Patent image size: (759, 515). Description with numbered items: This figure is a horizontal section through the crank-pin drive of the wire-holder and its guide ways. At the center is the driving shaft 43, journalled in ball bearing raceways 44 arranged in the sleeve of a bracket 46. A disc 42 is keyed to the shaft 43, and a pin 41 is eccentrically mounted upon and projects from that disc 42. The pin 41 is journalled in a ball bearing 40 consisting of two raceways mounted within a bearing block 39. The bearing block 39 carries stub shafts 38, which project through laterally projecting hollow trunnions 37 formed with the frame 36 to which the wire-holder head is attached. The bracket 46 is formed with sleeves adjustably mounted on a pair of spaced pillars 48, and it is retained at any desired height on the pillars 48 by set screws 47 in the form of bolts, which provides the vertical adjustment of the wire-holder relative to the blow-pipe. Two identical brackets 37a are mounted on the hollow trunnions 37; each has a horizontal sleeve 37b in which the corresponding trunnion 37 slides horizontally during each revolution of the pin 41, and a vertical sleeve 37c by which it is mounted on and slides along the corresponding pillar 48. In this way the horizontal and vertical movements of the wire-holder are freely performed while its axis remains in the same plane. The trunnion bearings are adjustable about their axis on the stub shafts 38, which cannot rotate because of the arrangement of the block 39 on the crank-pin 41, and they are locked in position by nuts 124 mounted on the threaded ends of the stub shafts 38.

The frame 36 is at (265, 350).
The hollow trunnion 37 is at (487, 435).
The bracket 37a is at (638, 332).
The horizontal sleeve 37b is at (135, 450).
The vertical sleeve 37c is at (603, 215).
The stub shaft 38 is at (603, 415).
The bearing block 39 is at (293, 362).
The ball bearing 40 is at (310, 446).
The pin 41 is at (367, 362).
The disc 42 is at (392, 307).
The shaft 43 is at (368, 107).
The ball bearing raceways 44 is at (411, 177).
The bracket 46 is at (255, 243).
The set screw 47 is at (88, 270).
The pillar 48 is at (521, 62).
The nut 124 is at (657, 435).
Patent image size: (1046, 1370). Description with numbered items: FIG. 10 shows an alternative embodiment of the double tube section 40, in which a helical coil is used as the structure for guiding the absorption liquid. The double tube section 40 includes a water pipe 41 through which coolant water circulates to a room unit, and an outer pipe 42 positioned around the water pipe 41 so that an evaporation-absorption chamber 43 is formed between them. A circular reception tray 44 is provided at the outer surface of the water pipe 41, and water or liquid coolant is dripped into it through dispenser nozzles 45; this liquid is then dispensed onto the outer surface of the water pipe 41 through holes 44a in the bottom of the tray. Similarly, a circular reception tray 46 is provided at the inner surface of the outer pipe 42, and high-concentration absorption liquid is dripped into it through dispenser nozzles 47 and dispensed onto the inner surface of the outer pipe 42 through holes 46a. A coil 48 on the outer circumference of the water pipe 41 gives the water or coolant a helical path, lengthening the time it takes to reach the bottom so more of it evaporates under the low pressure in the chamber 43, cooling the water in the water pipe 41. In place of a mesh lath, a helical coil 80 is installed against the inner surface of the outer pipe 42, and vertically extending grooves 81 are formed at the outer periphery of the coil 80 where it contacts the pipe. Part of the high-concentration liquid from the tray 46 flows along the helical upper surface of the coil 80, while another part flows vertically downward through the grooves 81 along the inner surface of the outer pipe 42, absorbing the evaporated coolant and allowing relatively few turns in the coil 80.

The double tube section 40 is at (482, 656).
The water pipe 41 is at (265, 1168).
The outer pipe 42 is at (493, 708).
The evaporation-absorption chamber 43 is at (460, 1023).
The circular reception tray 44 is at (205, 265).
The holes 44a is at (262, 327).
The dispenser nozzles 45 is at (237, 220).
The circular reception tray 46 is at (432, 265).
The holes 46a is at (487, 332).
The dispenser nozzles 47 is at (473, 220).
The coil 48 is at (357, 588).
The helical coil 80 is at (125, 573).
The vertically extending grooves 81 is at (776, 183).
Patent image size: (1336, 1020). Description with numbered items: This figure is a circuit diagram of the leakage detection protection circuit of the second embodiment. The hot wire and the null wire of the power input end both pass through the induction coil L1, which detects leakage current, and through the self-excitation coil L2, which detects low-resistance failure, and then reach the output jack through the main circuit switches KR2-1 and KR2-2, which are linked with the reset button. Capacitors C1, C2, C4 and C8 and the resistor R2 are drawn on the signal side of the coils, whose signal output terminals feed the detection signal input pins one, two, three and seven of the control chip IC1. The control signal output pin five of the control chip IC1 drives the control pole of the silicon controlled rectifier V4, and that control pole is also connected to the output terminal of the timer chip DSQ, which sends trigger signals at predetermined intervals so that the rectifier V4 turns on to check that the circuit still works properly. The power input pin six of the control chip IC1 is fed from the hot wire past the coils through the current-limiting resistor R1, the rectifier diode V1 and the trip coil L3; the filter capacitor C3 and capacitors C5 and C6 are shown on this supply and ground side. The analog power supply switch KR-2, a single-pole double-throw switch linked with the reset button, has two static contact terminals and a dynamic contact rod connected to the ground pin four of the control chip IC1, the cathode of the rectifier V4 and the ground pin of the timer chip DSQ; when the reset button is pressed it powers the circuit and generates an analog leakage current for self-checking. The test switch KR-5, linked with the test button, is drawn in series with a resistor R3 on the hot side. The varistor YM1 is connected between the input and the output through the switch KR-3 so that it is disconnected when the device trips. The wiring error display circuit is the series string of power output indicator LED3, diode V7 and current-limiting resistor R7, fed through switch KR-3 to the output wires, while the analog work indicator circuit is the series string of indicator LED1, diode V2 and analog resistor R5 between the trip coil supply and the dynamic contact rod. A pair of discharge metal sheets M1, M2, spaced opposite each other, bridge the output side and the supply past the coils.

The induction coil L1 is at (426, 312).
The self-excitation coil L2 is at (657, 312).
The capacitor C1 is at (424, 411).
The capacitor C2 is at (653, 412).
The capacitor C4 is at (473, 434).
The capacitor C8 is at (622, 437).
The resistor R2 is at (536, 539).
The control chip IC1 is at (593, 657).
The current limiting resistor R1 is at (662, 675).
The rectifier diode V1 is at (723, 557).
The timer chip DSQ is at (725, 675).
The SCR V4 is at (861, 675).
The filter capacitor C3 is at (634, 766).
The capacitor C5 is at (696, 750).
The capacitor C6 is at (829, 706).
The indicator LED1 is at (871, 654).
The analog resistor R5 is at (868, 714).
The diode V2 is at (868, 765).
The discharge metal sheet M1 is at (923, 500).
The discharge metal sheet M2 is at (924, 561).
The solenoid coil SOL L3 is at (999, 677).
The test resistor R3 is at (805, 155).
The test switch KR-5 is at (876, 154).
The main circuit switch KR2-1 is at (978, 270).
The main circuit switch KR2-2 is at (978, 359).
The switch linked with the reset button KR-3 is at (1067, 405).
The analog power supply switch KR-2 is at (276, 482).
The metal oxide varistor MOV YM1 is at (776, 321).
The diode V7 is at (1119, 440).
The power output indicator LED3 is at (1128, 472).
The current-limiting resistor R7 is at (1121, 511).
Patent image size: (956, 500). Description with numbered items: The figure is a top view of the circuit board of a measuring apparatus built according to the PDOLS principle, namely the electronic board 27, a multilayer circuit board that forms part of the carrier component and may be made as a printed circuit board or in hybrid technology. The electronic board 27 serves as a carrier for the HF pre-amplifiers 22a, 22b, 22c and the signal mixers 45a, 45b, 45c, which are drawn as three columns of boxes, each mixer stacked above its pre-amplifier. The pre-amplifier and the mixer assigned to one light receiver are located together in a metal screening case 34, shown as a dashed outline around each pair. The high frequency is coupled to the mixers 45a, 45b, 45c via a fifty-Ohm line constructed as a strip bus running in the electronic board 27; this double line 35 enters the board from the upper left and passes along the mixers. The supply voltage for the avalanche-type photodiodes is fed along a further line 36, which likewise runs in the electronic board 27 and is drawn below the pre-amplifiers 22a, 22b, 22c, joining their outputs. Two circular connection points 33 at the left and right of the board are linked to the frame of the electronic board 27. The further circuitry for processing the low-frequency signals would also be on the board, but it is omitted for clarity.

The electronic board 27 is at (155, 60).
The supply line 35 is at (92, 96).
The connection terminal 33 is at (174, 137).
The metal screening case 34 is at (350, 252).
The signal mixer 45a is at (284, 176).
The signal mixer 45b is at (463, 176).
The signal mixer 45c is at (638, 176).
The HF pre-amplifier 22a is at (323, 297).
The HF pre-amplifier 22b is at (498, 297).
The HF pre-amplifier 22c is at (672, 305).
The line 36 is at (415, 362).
------------------------------------
Exercise details
Reproduce the records unchanged from their very first line through the line containing "The hollow trunnion 37 is at (487, 435).", and stop after that line.

Response
Patent image size: (759, 515). Description with numbered items: This figure is a horizontal section through the crank-pin drive of the wire-holder and its guide ways. At the center is the driving shaft 43, journalled in ball bearing raceways 44 arranged in the sleeve of a bracket 46. A disc 42 is keyed to the shaft 43, and a pin 41 is eccentrically mounted upon and projects from that disc 42. The pin 41 is journalled in a ball bearing 40 consisting of two raceways mounted within a bearing block 39. The bearing block 39 carries stub shafts 38, which project through laterally projecting hollow trunnions 37 formed with the frame 36 to which the wire-holder head is attached. The bracket 46 is formed with sleeves adjustably mounted on a pair of spaced pillars 48, and it is retained at any desired height on the pillars 48 by set screws 47 in the form of bolts, which provides the vertical adjustment of the wire-holder relative to the blow-pipe. Two identical brackets 37a are mounted on the hollow trunnions 37; each has a horizontal sleeve 37b in which the corresponding trunnion 37 slides horizontally during each revolution of the pin 41, and a vertical sleeve 37c by which it is mounted on and slides along the corresponding pillar 48. In this way the horizontal and vertical movements of the wire-holder are freely performed while its axis remains in the same plane. The trunnion bearings are adjustable about their axis on the stub shafts 38, which cannot rotate because of the arrangement of the block 39 on the crank-pin 41, and they are locked in position by nuts 124 mounted on the threaded ends of the stub shafts 38.

The frame 36 is at (265, 350).
The hollow trunnion 37 is at (487, 435).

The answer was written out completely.